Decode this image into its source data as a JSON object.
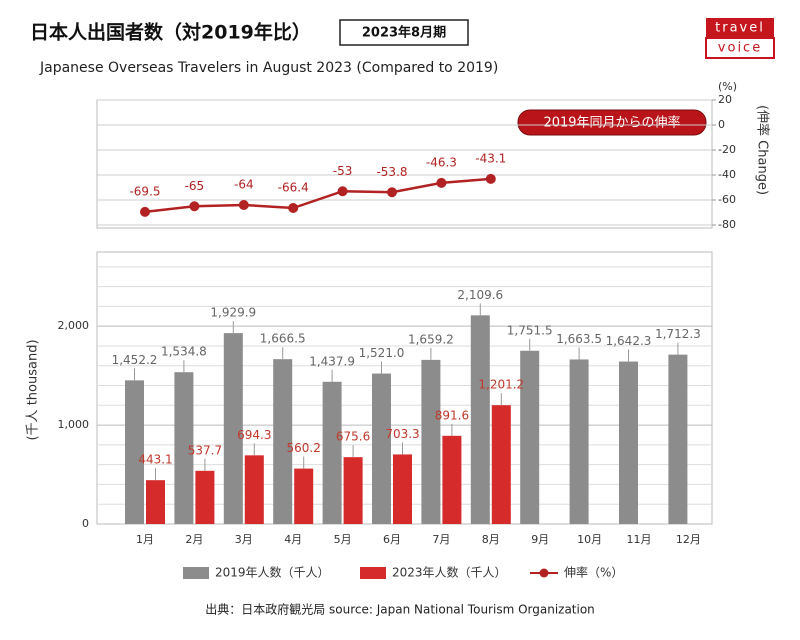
{
  "header": {
    "title": "日本人出国者数（対2019年比）",
    "period": "2023年8月期",
    "subtitle": "Japanese Overseas Travelers in August 2023 (Compared to 2019)",
    "logo": [
      "travel",
      "voice"
    ]
  },
  "chart_data": [
    {
      "type": "line",
      "unit": "(%)",
      "y_label": "(伸率 Change)",
      "annotation": "2019年同月からの伸率",
      "series": [
        {
          "name": "伸率（%）",
          "color": "#b22222",
          "axis": "y2",
          "values": [
            -69.5,
            -65.0,
            -64.0,
            -66.4,
            -53.0,
            -53.8,
            -46.3,
            -43.1,
            null,
            null,
            null,
            null
          ]
        }
      ],
      "y2lim": [
        -80,
        20
      ],
      "y2ticks": [
        -80,
        -60,
        -40,
        -20,
        0,
        20
      ],
      "grid": true
    },
    {
      "type": "bar",
      "y_label": "(千人 thousand)",
      "categories": [
        "1月",
        "2月",
        "3月",
        "4月",
        "5月",
        "6月",
        "7月",
        "8月",
        "9月",
        "10月",
        "11月",
        "12月"
      ],
      "series": [
        {
          "name": "2019年人数（千人）",
          "color": "#8c8c8c",
          "values": [
            1452.2,
            1534.8,
            1929.9,
            1666.5,
            1437.9,
            1521.0,
            1659.2,
            2109.6,
            1751.5,
            1663.5,
            1642.3,
            1712.3
          ],
          "value_labels": [
            "1,452.2",
            "1,534.8",
            "1,929.9",
            "1,666.5",
            "1,437.9",
            "1,521.0",
            "1,659.2",
            "2,109.6",
            "1,751.5",
            "1,663.5",
            "1,642.3",
            "1,712.3"
          ]
        },
        {
          "name": "2023年人数（千人）",
          "color": "#d62b2b",
          "values": [
            443.1,
            537.7,
            694.3,
            560.2,
            675.6,
            703.3,
            891.6,
            1201.2,
            null,
            null,
            null,
            null
          ],
          "value_labels": [
            "443.1",
            "537.7",
            "694.3",
            "560.2",
            "675.6",
            "703.3",
            "891.6",
            "1,201.2",
            null,
            null,
            null,
            null
          ]
        }
      ],
      "ylim": [
        0,
        2750
      ],
      "yticks": [
        0,
        {
          "value": 1000,
          "label": "1,000"
        },
        {
          "value": 2000,
          "label": "2,000"
        }
      ],
      "yticks_minor": [
        200,
        400,
        600,
        800,
        1200,
        1400,
        1600,
        1800,
        2200,
        2400,
        2600
      ],
      "grid": true,
      "legend": "bottom"
    }
  ],
  "source": "出典：日本政府観光局  source: Japan National Tourism Organization"
}
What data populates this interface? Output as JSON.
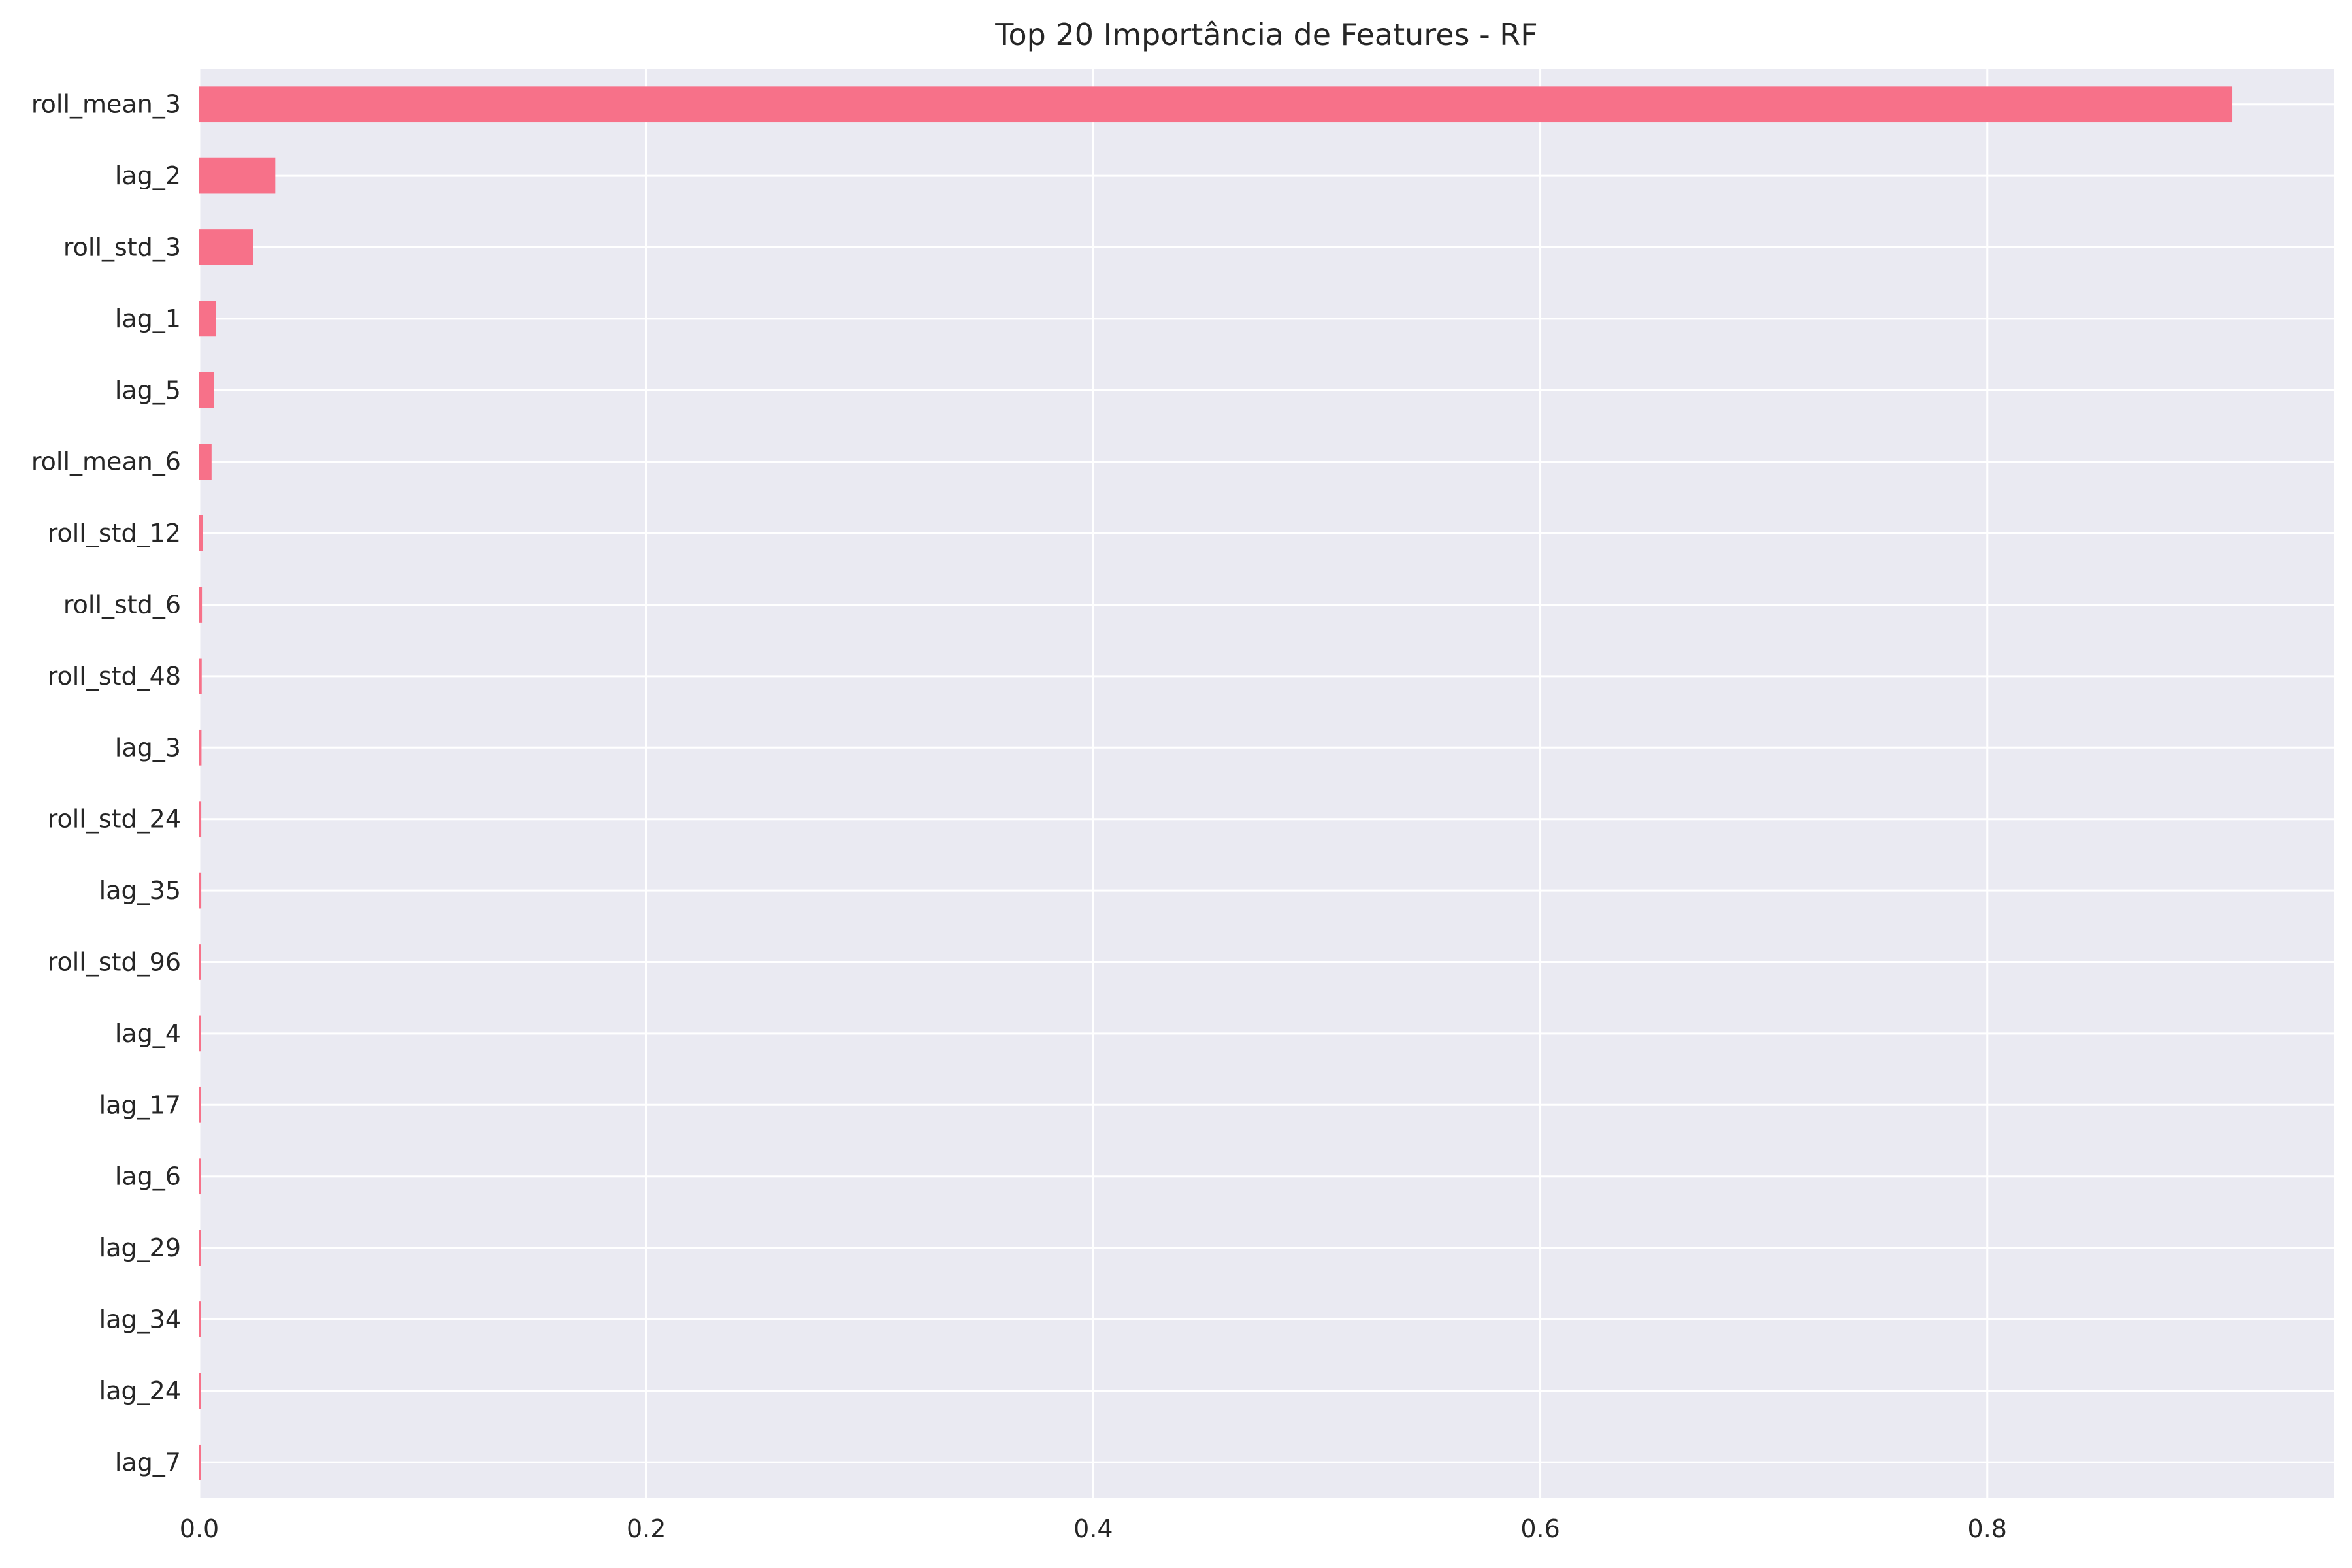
***
» **What is expected**
Extract all the entries word for word; omit any pictures.

» **Written answer**
Decode this image into its source data as a JSON object.
{
  "header": {
    "title": "日本人出国者数（対2019年比）",
    "period": "2023年8月期",
    "subtitle": "Japanese Overseas Travelers in August 2023 (Compared to 2019)",
    "logo": [
      "travel",
      "voice"
    ]
  },
  "chart_data": [
    {
      "type": "line",
      "unit": "(%)",
      "y_label": "(伸率 Change)",
      "annotation": "2019年同月からの伸率",
      "series": [
        {
          "name": "伸率（%）",
          "color": "#b22222",
          "axis": "y2",
          "values": [
            -69.5,
            -65.0,
            -64.0,
            -66.4,
            -53.0,
            -53.8,
            -46.3,
            -43.1,
            null,
            null,
            null,
            null
          ]
        }
      ],
      "y2lim": [
        -80,
        20
      ],
      "y2ticks": [
        -80,
        -60,
        -40,
        -20,
        0,
        20
      ],
      "grid": true
    },
    {
      "type": "bar",
      "y_label": "(千人 thousand)",
      "categories": [
        "1月",
        "2月",
        "3月",
        "4月",
        "5月",
        "6月",
        "7月",
        "8月",
        "9月",
        "10月",
        "11月",
        "12月"
      ],
      "series": [
        {
          "name": "2019年人数（千人）",
          "color": "#8c8c8c",
          "values": [
            1452.2,
            1534.8,
            1929.9,
            1666.5,
            1437.9,
            1521.0,
            1659.2,
            2109.6,
            1751.5,
            1663.5,
            1642.3,
            1712.3
          ],
          "value_labels": [
            "1,452.2",
            "1,534.8",
            "1,929.9",
            "1,666.5",
            "1,437.9",
            "1,521.0",
            "1,659.2",
            "2,109.6",
            "1,751.5",
            "1,663.5",
            "1,642.3",
            "1,712.3"
          ]
        },
        {
          "name": "2023年人数（千人）",
          "color": "#d62b2b",
          "values": [
            443.1,
            537.7,
            694.3,
            560.2,
            675.6,
            703.3,
            891.6,
            1201.2,
            null,
            null,
            null,
            null
          ],
          "value_labels": [
            "443.1",
            "537.7",
            "694.3",
            "560.2",
            "675.6",
            "703.3",
            "891.6",
            "1,201.2",
            null,
            null,
            null,
            null
          ]
        }
      ],
      "ylim": [
        0,
        2750
      ],
      "yticks": [
        0,
        {
          "value": 1000,
          "label": "1,000"
        },
        {
          "value": 2000,
          "label": "2,000"
        }
      ],
      "yticks_minor": [
        200,
        400,
        600,
        800,
        1200,
        1400,
        1600,
        1800,
        2200,
        2400,
        2600
      ],
      "grid": true,
      "legend": "bottom"
    }
  ],
  "source": "出典：日本政府観光局  source: Japan National Tourism Organization"
}
What data populates this interface? Output as JSON.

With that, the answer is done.